* **Task to complete**
Gather all lines in the data that hold the string "Excessive".

——————————

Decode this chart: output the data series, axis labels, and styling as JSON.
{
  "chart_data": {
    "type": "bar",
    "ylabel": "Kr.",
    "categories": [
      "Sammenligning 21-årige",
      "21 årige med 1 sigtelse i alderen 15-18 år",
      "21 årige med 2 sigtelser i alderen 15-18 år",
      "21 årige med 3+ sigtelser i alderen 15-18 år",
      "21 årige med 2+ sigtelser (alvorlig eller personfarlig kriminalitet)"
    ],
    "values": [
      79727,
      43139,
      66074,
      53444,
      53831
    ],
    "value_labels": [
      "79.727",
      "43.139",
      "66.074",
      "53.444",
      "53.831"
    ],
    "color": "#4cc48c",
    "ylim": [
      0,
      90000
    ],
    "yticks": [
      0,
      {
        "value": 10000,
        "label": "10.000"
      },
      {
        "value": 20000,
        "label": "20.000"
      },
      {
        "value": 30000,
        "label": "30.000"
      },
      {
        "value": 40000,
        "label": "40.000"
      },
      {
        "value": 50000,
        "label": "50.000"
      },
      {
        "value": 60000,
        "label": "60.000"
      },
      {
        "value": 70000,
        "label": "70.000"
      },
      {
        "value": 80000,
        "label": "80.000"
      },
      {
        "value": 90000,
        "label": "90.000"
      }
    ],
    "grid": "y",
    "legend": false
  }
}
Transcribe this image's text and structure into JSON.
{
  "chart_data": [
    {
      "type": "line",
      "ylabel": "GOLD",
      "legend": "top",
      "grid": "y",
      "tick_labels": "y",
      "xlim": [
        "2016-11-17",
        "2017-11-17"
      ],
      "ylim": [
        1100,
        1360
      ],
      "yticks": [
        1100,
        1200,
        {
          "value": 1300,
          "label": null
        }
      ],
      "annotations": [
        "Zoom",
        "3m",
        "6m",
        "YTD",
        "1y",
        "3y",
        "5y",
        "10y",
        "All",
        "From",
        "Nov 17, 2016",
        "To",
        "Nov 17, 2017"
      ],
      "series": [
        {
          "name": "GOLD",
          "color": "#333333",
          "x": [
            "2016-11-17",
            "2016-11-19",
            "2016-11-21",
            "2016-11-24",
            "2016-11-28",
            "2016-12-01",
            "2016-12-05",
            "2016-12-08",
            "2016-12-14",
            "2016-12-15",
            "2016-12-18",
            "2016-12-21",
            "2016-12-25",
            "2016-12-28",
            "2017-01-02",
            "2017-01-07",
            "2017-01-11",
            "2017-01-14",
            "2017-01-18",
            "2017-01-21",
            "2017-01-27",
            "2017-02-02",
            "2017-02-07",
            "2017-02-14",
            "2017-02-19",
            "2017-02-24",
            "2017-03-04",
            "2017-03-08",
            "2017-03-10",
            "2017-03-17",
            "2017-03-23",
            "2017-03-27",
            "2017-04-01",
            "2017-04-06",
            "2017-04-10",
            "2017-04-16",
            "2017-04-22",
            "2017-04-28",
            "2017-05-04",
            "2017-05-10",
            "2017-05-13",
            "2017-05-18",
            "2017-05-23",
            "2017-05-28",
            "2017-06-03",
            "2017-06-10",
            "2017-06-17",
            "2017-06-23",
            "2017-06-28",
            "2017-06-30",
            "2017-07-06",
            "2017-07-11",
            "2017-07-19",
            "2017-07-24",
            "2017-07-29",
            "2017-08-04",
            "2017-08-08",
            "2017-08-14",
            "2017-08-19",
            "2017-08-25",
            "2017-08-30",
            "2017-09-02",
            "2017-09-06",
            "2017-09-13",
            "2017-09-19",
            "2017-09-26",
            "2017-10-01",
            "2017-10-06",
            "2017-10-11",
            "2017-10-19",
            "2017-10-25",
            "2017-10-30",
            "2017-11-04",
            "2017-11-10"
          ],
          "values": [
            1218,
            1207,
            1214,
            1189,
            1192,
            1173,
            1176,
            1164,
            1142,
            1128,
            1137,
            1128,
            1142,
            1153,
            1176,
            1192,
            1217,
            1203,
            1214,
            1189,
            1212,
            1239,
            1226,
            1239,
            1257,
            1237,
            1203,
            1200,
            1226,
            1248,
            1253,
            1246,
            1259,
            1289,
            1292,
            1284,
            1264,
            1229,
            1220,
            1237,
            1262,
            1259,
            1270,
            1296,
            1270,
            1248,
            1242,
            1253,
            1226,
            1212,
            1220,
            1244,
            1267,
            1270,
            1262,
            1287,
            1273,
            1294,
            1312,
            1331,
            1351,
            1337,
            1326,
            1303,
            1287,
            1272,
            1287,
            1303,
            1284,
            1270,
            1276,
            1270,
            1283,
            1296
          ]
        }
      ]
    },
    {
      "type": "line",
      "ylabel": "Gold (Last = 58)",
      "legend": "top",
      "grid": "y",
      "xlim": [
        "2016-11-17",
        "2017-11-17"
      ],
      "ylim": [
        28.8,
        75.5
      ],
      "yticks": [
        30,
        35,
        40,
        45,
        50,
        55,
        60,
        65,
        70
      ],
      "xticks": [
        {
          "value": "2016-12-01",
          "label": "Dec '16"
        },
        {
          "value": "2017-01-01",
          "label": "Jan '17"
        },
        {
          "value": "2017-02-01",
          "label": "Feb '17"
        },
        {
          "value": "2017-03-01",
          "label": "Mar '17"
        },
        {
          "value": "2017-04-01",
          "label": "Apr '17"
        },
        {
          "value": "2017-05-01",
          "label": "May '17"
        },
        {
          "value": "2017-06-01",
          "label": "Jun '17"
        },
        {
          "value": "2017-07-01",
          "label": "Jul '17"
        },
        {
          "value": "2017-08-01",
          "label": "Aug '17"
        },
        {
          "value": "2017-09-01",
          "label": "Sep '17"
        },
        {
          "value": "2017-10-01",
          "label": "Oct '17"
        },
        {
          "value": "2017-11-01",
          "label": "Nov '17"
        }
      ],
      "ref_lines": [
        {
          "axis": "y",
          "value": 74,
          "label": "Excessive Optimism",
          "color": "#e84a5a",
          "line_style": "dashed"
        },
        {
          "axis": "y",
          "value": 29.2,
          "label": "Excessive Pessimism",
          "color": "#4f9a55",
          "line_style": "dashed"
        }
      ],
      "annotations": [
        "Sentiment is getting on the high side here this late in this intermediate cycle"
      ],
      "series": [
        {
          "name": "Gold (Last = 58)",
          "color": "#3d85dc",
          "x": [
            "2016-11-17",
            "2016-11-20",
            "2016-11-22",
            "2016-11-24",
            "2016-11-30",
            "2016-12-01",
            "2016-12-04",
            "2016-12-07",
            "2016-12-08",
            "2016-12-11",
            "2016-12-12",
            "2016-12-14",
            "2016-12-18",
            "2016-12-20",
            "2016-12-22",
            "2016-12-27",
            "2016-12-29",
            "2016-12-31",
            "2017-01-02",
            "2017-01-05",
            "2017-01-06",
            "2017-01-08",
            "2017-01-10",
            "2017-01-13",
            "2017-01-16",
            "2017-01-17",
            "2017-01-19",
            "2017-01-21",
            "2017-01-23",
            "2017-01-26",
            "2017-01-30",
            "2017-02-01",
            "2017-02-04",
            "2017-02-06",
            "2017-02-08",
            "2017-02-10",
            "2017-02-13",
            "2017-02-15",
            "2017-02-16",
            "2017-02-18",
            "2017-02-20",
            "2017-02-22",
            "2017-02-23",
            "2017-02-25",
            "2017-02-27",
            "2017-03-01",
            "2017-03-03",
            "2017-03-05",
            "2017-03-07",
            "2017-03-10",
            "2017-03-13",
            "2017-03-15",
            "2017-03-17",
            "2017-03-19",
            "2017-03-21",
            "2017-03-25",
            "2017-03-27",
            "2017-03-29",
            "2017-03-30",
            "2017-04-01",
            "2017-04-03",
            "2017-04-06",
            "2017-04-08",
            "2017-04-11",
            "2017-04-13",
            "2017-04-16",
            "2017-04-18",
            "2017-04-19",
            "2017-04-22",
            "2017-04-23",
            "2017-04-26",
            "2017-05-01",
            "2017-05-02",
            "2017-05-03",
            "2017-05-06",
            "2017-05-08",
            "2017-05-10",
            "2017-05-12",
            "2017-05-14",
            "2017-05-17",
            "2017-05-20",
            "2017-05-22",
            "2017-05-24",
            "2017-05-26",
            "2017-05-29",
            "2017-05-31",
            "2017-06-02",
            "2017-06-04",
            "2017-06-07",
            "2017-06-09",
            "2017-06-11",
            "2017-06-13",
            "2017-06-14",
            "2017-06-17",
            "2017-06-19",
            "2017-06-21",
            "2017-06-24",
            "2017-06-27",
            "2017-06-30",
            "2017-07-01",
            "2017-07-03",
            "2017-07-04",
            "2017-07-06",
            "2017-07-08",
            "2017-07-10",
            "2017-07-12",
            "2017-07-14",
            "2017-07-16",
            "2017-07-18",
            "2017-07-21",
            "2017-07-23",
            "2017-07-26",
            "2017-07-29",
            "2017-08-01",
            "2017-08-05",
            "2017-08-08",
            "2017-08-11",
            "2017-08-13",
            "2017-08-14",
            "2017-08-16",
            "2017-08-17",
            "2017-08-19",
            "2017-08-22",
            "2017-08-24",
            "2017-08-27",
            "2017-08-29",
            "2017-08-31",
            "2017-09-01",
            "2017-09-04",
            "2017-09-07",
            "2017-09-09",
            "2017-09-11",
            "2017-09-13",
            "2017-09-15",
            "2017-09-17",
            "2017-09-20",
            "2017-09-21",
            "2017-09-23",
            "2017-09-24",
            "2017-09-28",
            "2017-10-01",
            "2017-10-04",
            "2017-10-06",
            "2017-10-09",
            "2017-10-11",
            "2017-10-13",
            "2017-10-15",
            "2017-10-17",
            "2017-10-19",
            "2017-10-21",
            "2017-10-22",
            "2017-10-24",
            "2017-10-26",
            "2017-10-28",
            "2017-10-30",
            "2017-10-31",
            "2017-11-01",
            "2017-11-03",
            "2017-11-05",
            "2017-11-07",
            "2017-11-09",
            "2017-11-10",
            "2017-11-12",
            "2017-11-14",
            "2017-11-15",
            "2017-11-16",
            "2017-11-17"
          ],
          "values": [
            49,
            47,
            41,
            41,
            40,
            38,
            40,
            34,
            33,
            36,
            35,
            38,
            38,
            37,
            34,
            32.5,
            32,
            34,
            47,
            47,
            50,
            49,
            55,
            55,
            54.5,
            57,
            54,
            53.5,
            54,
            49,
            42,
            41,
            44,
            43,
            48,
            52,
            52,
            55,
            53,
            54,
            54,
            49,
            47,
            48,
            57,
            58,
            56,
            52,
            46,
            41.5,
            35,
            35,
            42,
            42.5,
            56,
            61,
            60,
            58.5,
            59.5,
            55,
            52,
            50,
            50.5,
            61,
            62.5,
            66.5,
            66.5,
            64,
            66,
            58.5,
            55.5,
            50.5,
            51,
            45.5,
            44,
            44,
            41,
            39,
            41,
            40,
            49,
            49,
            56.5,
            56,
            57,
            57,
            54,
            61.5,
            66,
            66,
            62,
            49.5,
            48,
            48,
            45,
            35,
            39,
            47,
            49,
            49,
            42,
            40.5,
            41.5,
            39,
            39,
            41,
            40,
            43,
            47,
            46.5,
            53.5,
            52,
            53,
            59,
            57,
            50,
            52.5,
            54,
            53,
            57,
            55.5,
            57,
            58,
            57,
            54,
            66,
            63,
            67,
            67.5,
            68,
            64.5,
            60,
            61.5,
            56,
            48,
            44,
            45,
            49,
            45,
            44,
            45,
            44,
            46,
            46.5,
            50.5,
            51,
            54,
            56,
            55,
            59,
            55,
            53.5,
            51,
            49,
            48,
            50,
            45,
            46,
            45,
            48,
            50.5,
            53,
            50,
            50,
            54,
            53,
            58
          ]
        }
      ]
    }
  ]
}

——————————

* **Task answer**
          "label": "Excessive Optimism",
          "label": "Excessive Pessimism",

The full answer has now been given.